- **Task to complete**
In the blog posts below, which Catholic theologian took part in developing the Confession App?

Category Archives: John Milbank

Ego te appsolvo

As I’m sure many of you have heard, there’s now a brand new Confession App on the market for Roman Catholics — available for iPhone and iPod Touch for a very reasonable $1.99! Appararently it’s gotten the imprimatur from at least one Catholic Bishop, and I was surprised to learn that it was developed in conversation with Catholic theologian Thomas Weinandy.

What are the theological implications of this? I submit that it falsifies, in pretty much every way, John Milbank’s thesis about there being a Catholic “alternative” to modernity.

Women in Theology

While I’m a little bit late to the party, I want to make sure to direct folks to the excellent new blog, Women in Theology (WIT). Boasting nine different authors writing from various academic and disciplinary theological contexts, this blog helps to fill a  still-wide lacuna in the theological blogosphere. There are plenty of fascinating posts from the last couple months that merit attention, but please take special note of the most recent posts which properly point out some of the mind-numbing madness involved in Milbank’s latest post on sex. Thank you!

I look forward to more great posts from this important blog. Keep up the good work!

J. Kameron Carter on the Politics of the Visual

J. Kameron Carter has recently posted an extremely interesting piece on the roots of the modern racial and political imaginary in Christian iconography. He draws on Mondzain’s Image, Icon, Economy: The Byzantine Origins of the Contemporary Imaginary, which looks to me to be a must-read. Of course, taking on icons is certainly not an enterprise that quasi-Catholics and Christian Hipsters (also now receiving some renewed attention around the interwebs) will much care for, but it seems to me to be very persuasive. A segment:

To put the central objective of the book in terms of my own work on the origins and unfolding of the racial imaginary that our world yet remains in the throws of (claims to post-raciality notwithstanding) and how the racial imaginary arose from within a certain kind of Christian theological and ecclesial practice, Image, Icon, Economy examines how the economy or logic of the icon entails a logic for the conquering of space and from here time and history. This logic works through the visual, which then gives rise to thought or power as knowledge.

In Mondzain’s own words:

To attempt to rule over the whole world by organizing an empire that derived its power and authority by linking together the visual and the imaginal [or the notion of the ‘image’] was Christianity’s true genius. (151)

Or to put it yet another way, the theology of the icon, as it arose out of late patristic Christological formulations founds an “iconocracy,” an “empire of the gaze and vision ” (152) or what may otherwise be called a political theology of and through the visual. Within this theo-political regime of the visual, according to Mondzain, we find the basic structure of “the Universal,” that is to say, the structure of “Catholicism.” It is this structure that would provide a framework for the modern/colonial world, as founded in European imperialism, and that arguably continues to provide the inner structure of the global/postcolonial present.

- **Source material**
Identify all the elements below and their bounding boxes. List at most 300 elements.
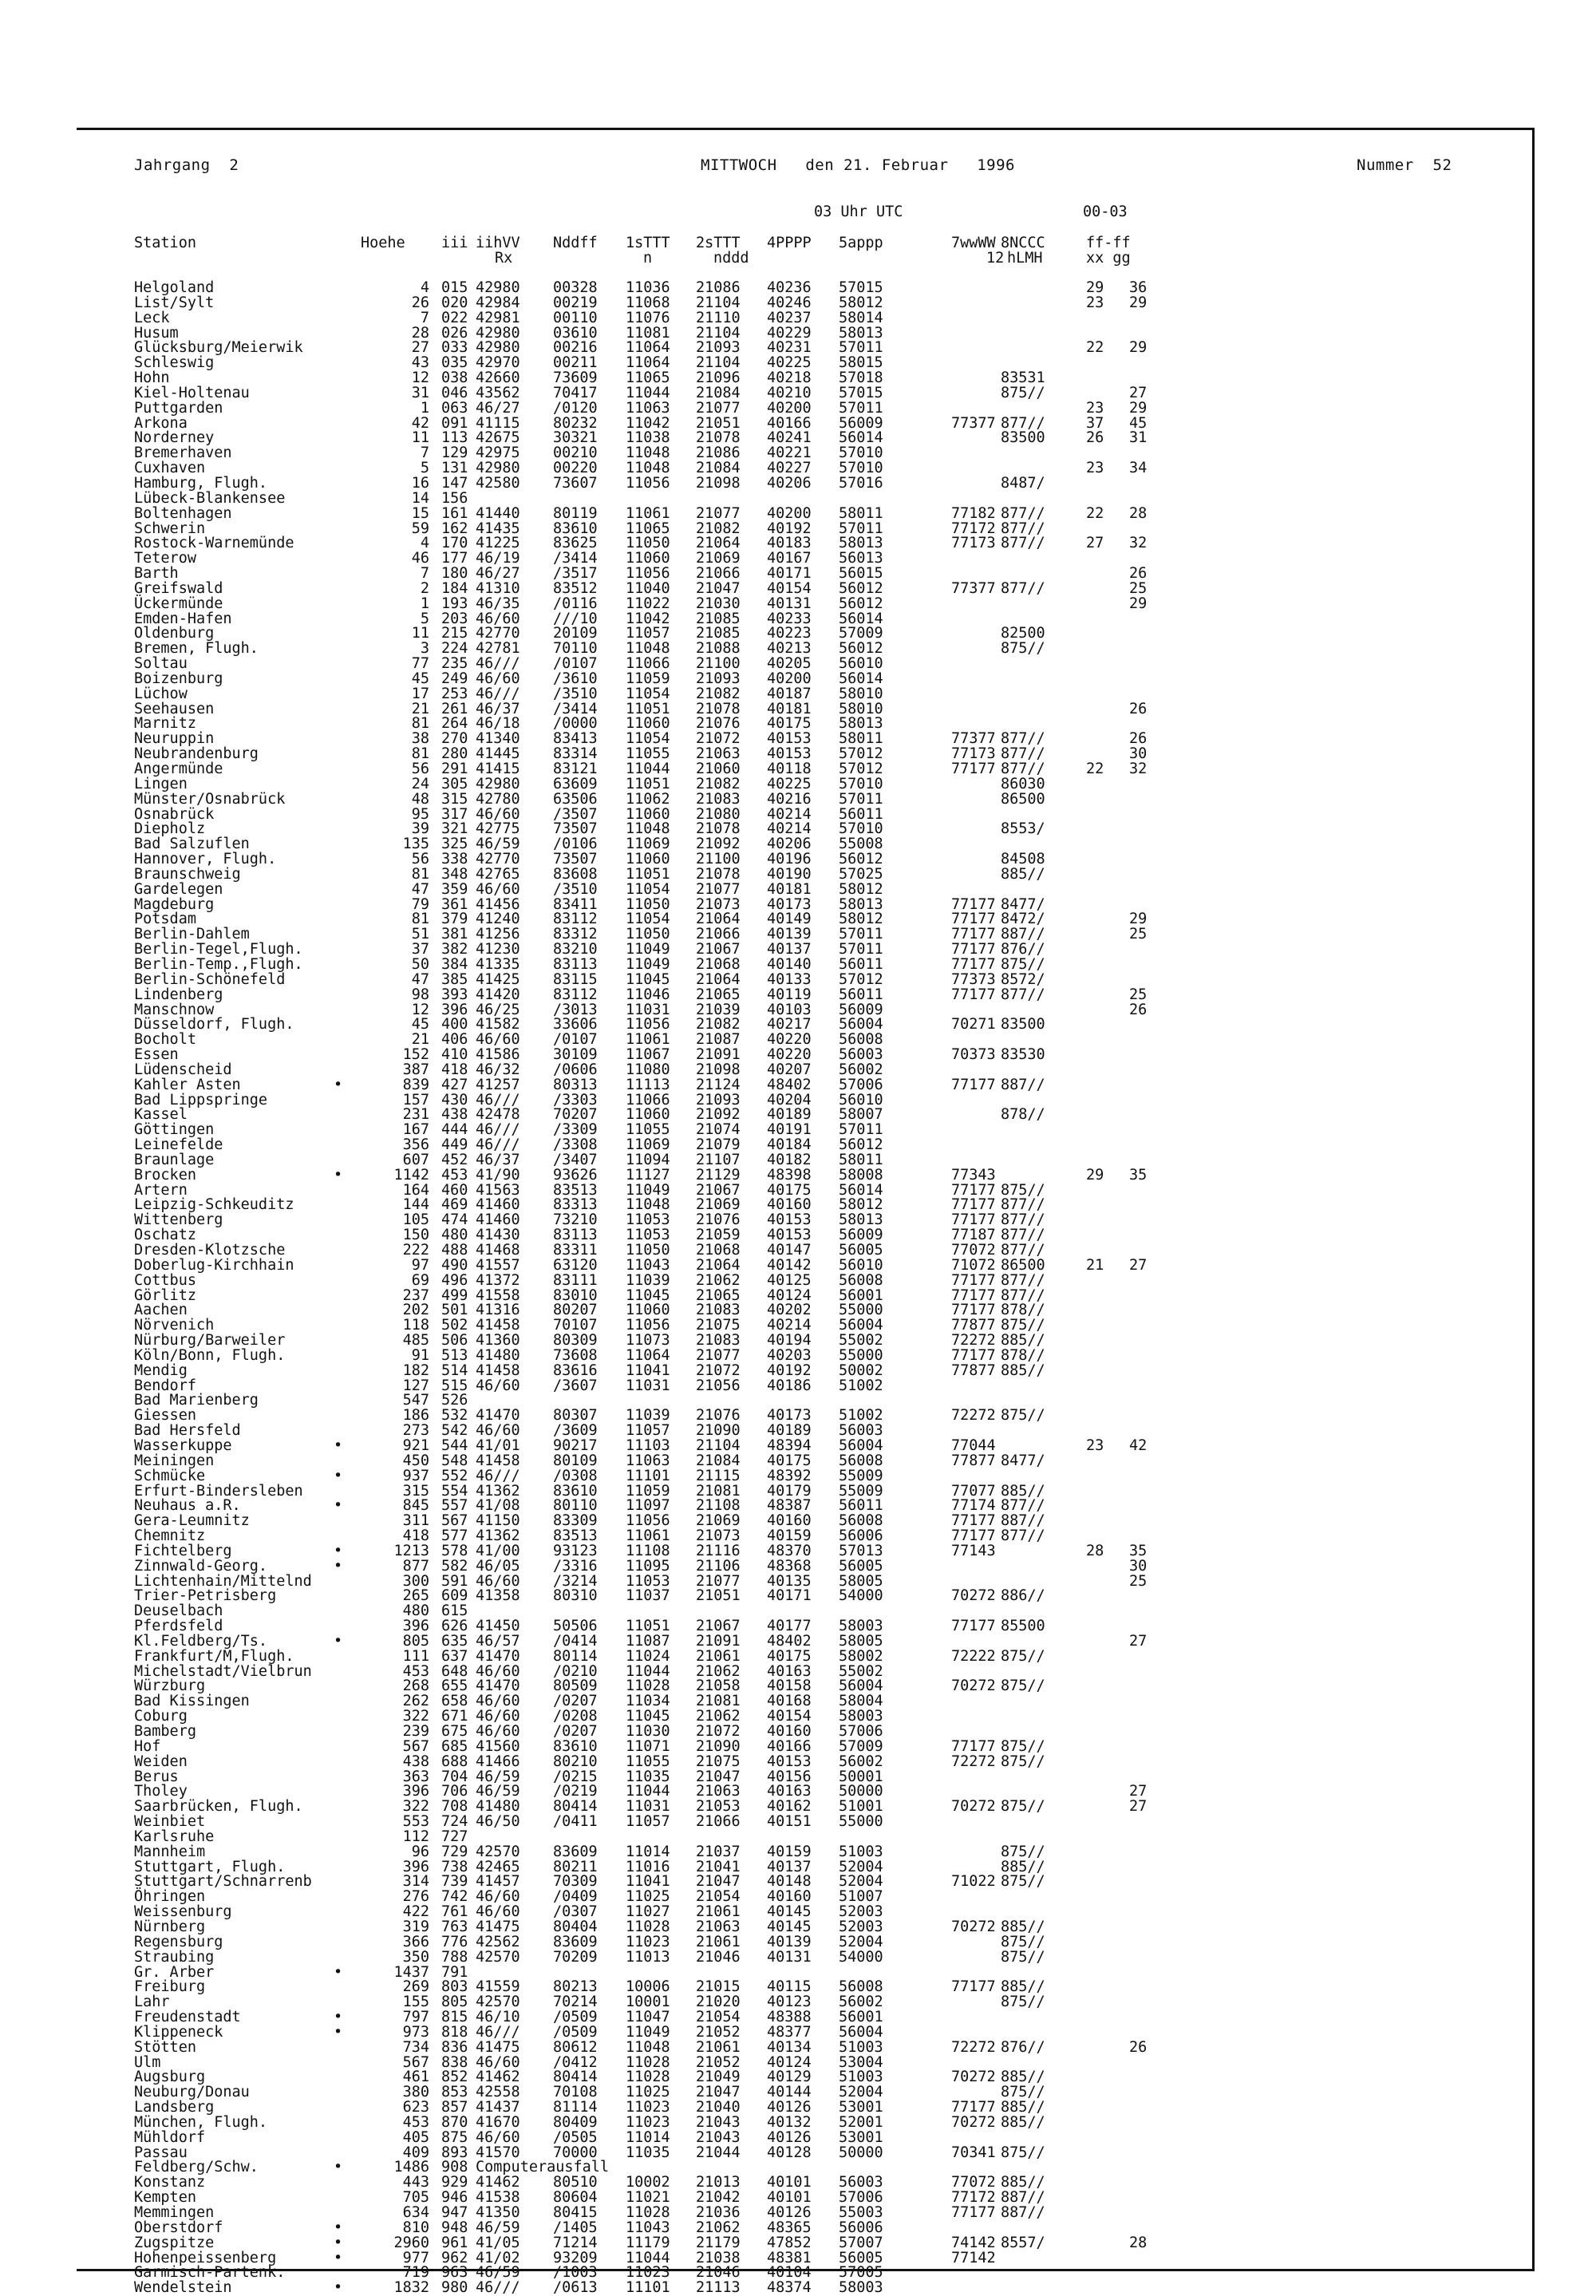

- **Exercise result**
Thomas Weinandy